## WHAT THE EXERCISE ASKS
List each line of the data that holds the string "JSON", please.

## MATERIAL FOR THIS EXERCISE
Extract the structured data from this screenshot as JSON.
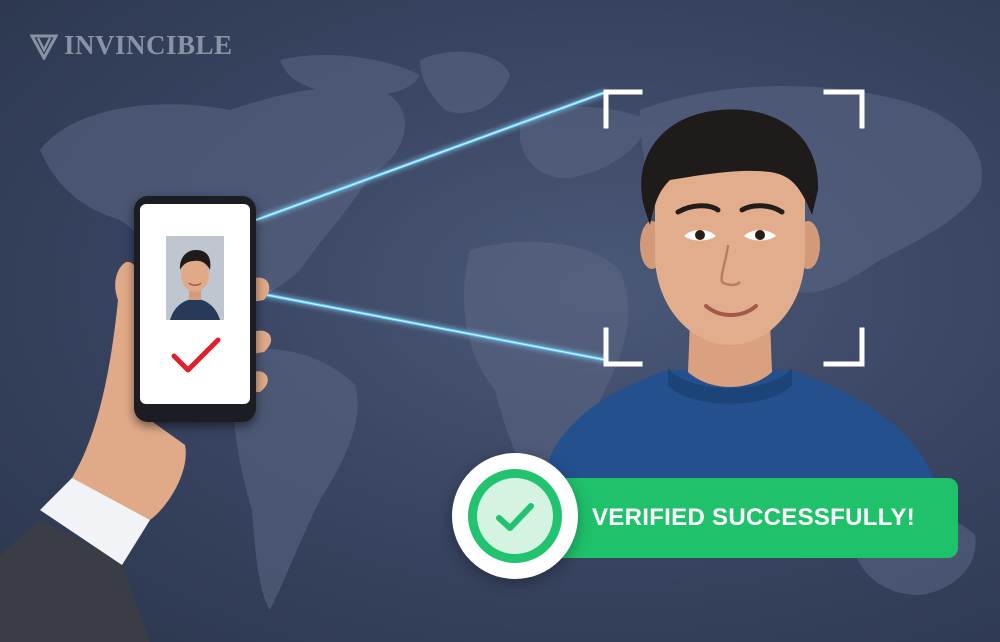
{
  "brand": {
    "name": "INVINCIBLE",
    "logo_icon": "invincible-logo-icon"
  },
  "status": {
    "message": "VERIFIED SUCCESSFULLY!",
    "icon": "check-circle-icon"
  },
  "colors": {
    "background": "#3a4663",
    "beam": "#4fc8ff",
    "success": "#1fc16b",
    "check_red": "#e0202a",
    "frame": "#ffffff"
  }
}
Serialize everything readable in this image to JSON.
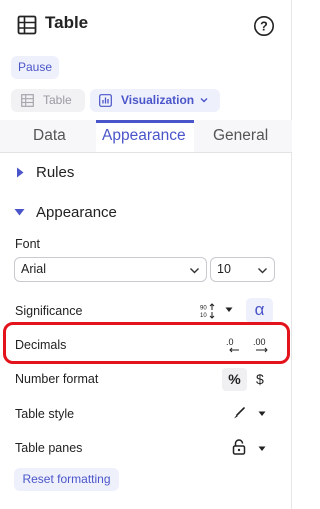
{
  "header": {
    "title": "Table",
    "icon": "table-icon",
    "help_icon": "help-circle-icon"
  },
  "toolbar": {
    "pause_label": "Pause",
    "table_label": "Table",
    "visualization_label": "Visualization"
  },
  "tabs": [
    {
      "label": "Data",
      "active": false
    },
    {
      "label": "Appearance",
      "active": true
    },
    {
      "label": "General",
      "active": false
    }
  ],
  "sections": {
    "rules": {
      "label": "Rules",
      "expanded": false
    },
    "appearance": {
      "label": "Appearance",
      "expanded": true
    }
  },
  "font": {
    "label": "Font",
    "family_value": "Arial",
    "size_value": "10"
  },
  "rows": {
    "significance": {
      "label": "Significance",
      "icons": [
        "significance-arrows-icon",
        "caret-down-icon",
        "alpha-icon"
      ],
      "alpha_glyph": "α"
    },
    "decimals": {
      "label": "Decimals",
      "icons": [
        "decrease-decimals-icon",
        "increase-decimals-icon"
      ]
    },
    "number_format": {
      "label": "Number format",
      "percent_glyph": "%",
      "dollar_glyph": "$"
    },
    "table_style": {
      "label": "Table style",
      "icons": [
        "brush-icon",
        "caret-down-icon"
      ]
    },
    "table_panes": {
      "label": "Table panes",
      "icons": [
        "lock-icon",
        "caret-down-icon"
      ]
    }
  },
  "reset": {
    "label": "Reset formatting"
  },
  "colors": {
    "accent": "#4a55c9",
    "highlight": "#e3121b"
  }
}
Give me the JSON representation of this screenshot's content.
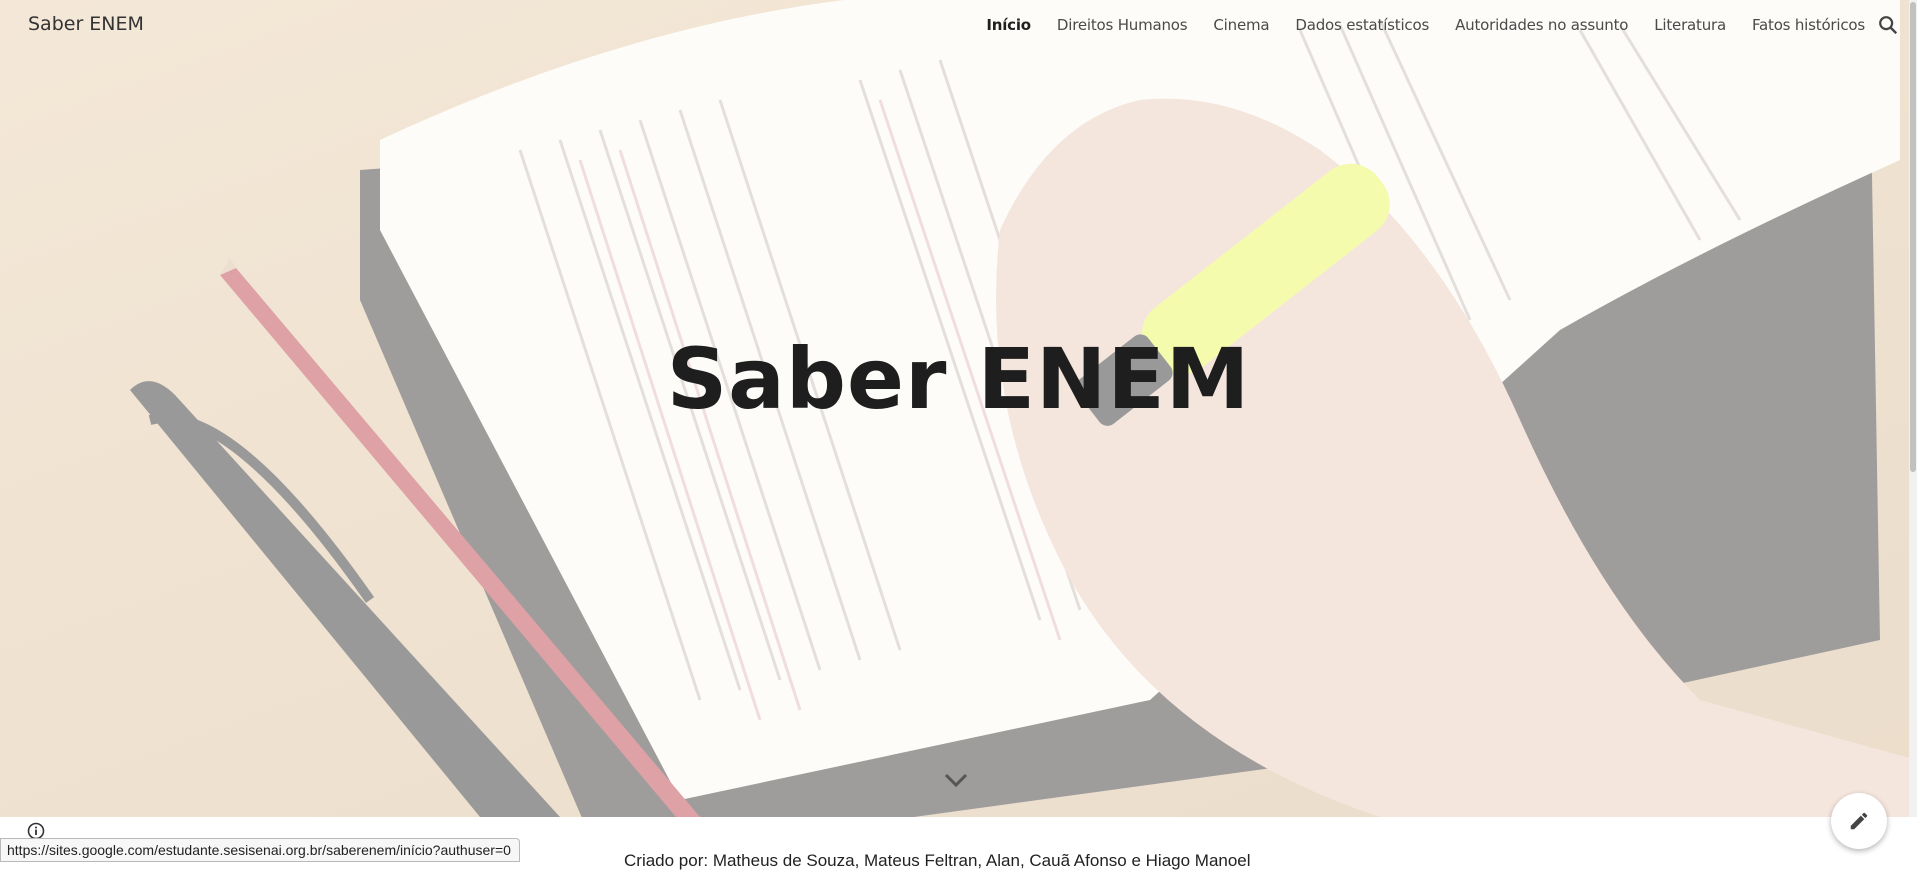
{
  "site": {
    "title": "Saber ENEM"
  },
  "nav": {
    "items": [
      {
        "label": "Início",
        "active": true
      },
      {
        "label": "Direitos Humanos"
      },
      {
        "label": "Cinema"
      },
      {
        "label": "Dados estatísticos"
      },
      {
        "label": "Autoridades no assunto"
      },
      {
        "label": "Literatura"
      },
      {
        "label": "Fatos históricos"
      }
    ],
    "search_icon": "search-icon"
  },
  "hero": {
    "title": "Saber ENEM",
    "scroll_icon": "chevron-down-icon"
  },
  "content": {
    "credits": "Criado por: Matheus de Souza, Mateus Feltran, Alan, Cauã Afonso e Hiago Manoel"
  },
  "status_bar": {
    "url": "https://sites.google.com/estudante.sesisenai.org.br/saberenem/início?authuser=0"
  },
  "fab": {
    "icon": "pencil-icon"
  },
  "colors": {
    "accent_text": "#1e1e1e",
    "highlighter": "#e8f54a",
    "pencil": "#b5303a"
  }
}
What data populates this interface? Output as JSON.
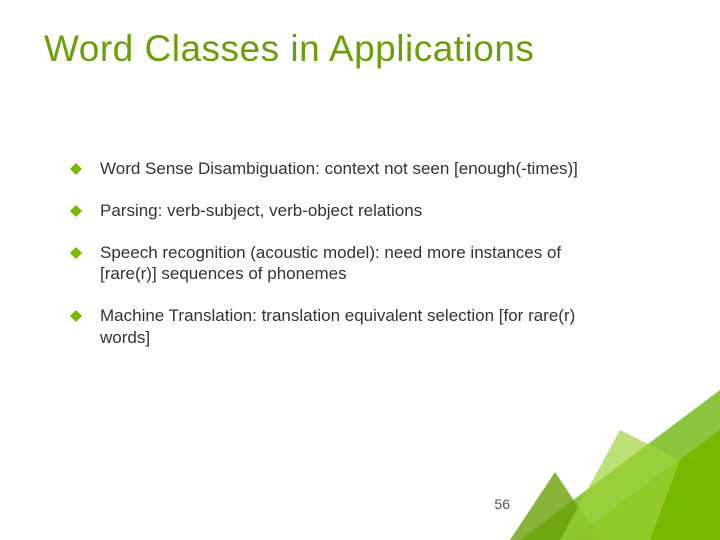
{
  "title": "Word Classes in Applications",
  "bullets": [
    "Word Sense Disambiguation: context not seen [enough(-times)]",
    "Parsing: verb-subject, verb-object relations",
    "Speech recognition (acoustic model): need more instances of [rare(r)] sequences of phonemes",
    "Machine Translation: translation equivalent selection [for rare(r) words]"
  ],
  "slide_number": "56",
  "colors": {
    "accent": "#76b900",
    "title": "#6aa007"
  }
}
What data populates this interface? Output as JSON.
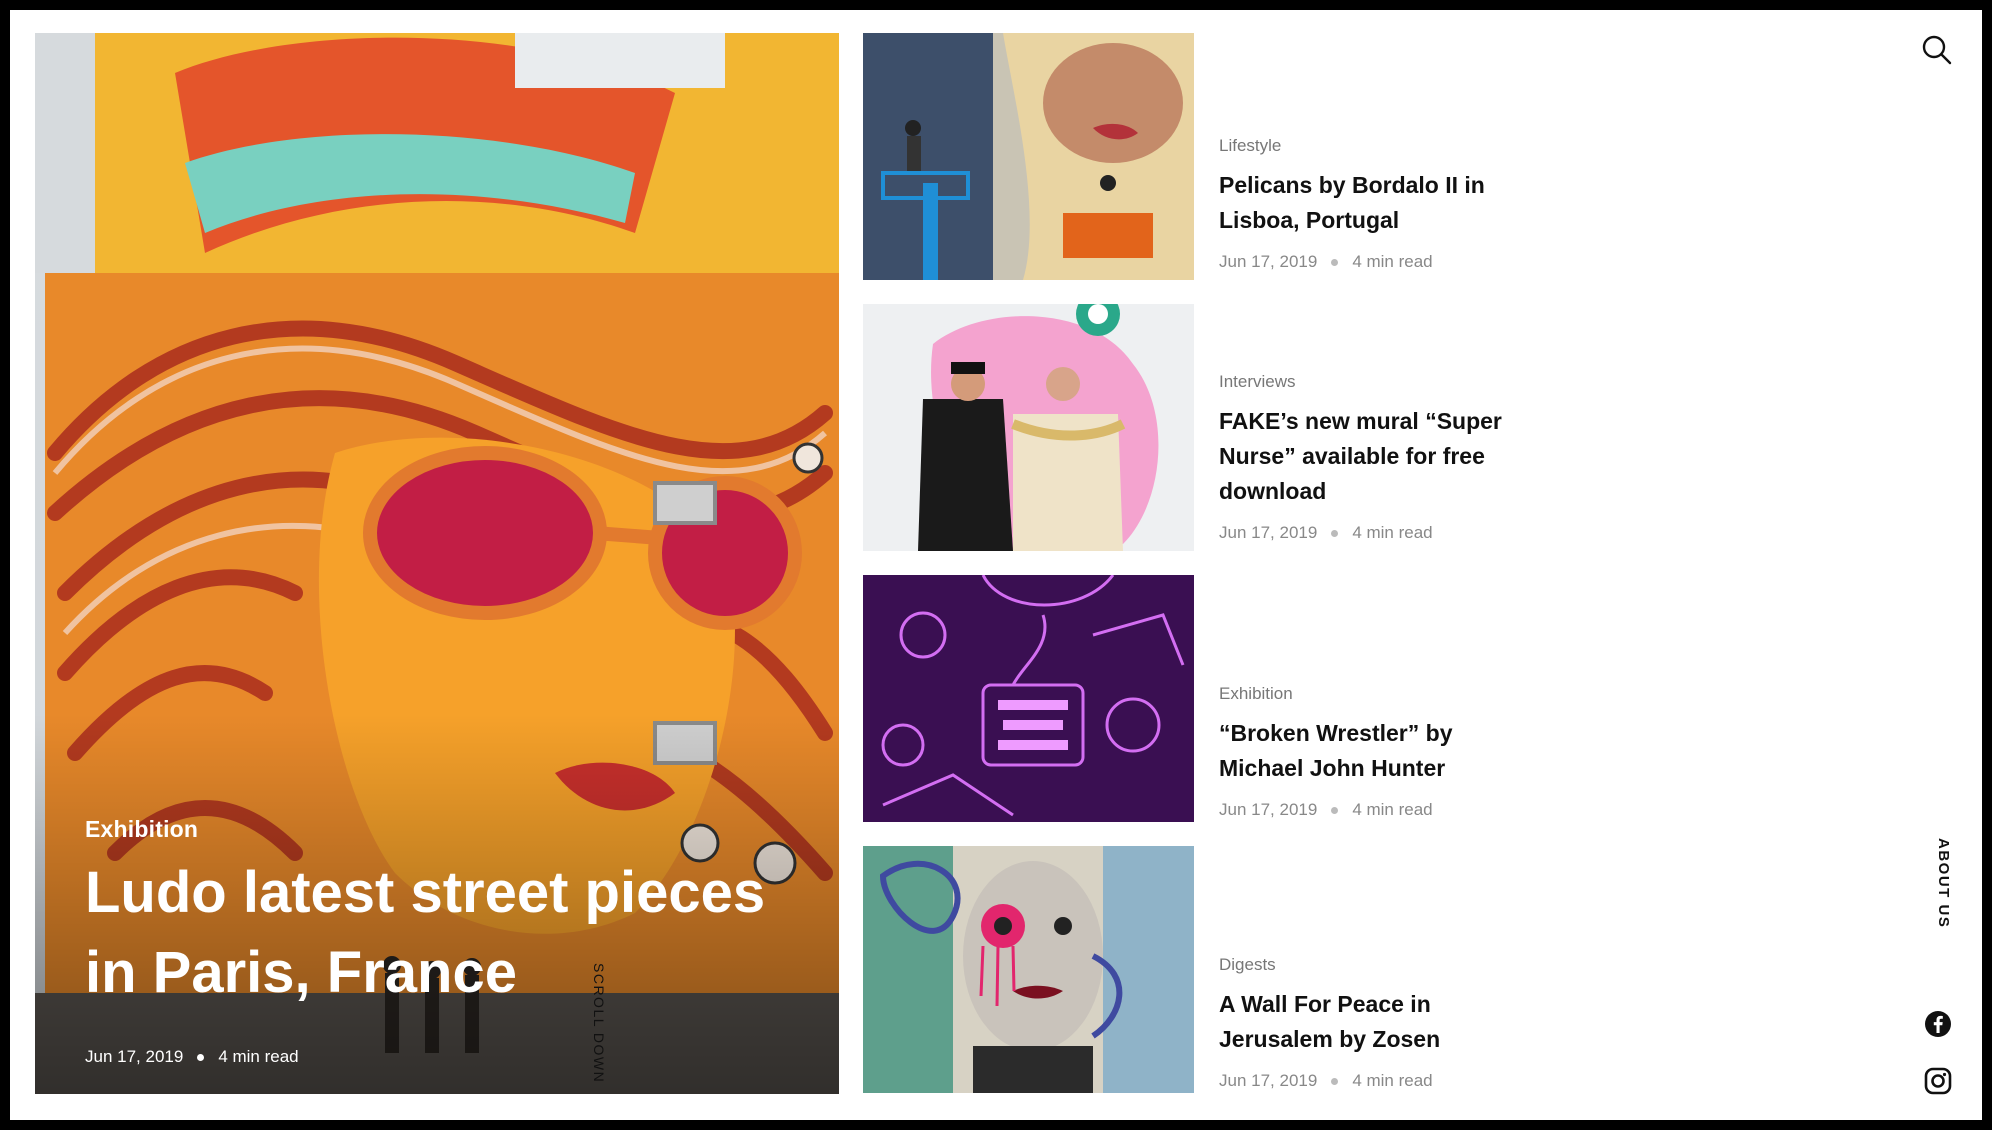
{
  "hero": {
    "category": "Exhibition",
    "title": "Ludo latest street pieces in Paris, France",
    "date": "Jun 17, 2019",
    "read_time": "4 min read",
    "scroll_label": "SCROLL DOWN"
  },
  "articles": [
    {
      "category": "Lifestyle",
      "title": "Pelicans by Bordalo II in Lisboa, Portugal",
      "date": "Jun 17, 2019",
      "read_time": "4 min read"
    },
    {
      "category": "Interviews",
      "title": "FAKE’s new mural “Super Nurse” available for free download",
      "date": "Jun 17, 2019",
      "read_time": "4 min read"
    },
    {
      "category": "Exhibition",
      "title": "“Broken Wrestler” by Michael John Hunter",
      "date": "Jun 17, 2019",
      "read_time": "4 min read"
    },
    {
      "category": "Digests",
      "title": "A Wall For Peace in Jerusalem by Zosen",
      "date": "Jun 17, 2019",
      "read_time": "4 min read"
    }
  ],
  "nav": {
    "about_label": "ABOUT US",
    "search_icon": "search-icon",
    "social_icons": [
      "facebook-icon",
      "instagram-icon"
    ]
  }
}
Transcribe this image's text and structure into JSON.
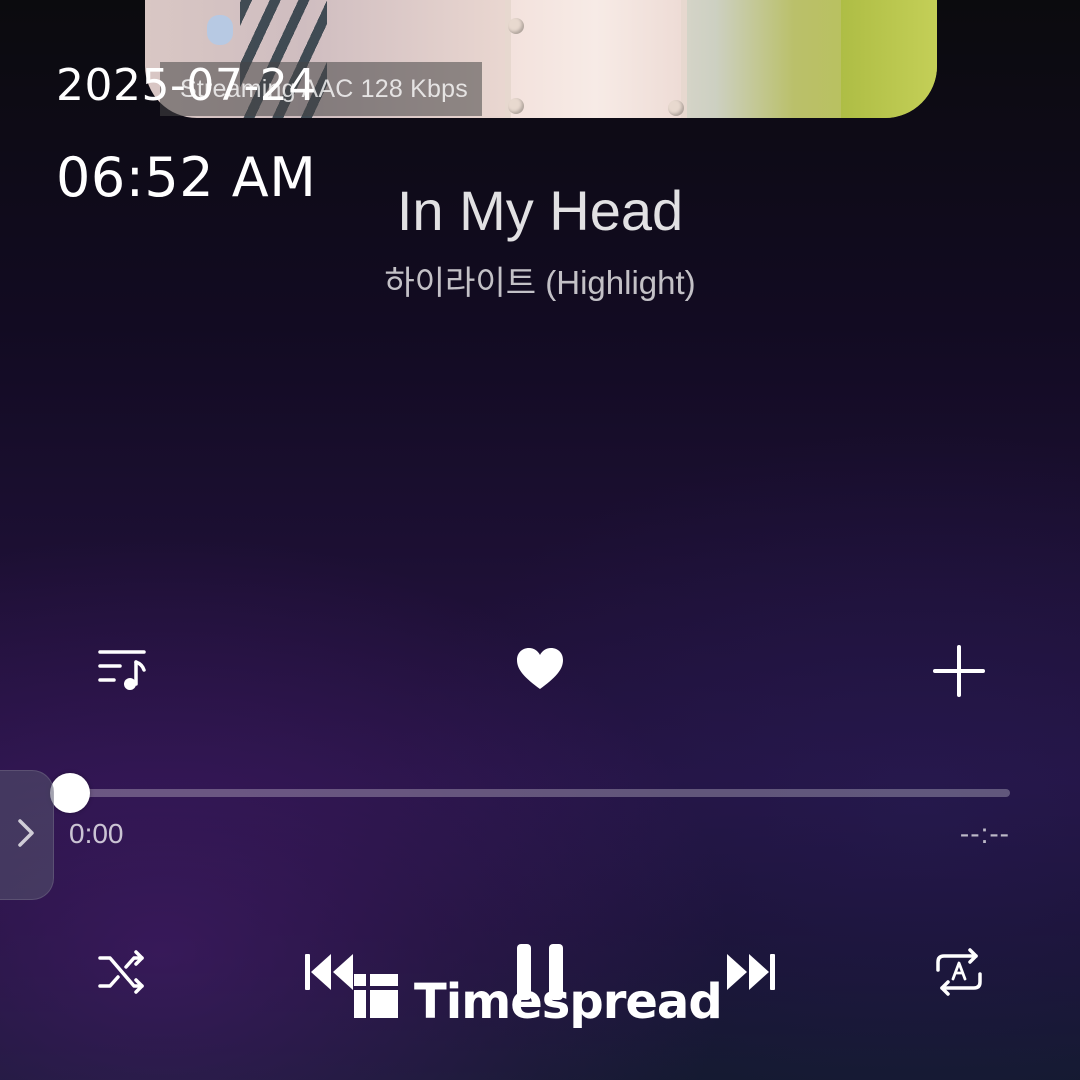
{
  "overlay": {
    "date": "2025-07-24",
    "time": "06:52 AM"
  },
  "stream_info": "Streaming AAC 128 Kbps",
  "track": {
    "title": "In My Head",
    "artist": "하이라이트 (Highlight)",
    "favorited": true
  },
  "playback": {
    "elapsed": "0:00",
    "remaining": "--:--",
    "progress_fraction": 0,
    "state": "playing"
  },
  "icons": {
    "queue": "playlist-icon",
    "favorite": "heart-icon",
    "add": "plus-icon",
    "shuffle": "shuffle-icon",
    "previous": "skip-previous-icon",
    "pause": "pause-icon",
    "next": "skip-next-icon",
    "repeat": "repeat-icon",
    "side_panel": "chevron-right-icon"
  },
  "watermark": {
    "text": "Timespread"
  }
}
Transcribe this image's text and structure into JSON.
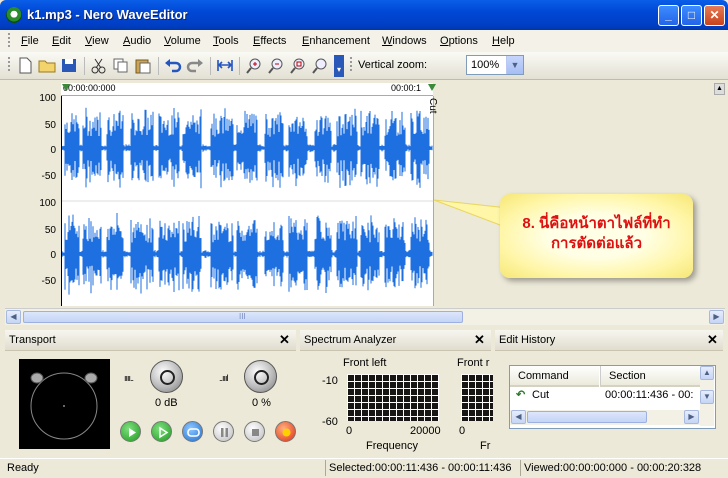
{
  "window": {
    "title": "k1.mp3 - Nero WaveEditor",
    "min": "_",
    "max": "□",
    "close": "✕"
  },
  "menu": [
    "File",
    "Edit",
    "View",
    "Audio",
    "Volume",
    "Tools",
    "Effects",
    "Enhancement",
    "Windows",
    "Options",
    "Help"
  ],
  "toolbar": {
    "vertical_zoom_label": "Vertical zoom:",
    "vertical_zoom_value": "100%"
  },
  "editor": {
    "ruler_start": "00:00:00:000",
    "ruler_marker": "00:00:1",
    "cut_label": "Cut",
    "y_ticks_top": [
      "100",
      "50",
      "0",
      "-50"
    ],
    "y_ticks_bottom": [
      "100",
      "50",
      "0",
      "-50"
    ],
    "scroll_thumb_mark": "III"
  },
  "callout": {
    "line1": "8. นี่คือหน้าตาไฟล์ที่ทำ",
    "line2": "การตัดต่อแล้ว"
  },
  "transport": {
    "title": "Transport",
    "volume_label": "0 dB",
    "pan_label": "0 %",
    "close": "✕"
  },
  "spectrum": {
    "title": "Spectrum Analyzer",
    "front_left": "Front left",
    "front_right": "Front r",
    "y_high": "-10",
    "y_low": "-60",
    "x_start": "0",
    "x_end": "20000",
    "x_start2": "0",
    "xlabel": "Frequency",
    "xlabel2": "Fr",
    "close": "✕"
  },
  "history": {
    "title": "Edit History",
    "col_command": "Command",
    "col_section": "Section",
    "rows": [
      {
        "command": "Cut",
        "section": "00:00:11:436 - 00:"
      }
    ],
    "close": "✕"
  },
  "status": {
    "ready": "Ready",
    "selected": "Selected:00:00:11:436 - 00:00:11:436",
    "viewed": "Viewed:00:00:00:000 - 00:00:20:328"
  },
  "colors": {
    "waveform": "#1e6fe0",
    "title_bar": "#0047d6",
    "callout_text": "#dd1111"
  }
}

## EXPECTED ANSWER
Extract the structured data from this screenshot as JSON.
Serialize everything readable in this image to JSON.
Give me the JSON representation of this screenshot's content.
What data populates this interface? Output as JSON.
What data populates this interface? Output as JSON.
Transcribe this image's text and structure into JSON.
Transcribe this image's text and structure into JSON.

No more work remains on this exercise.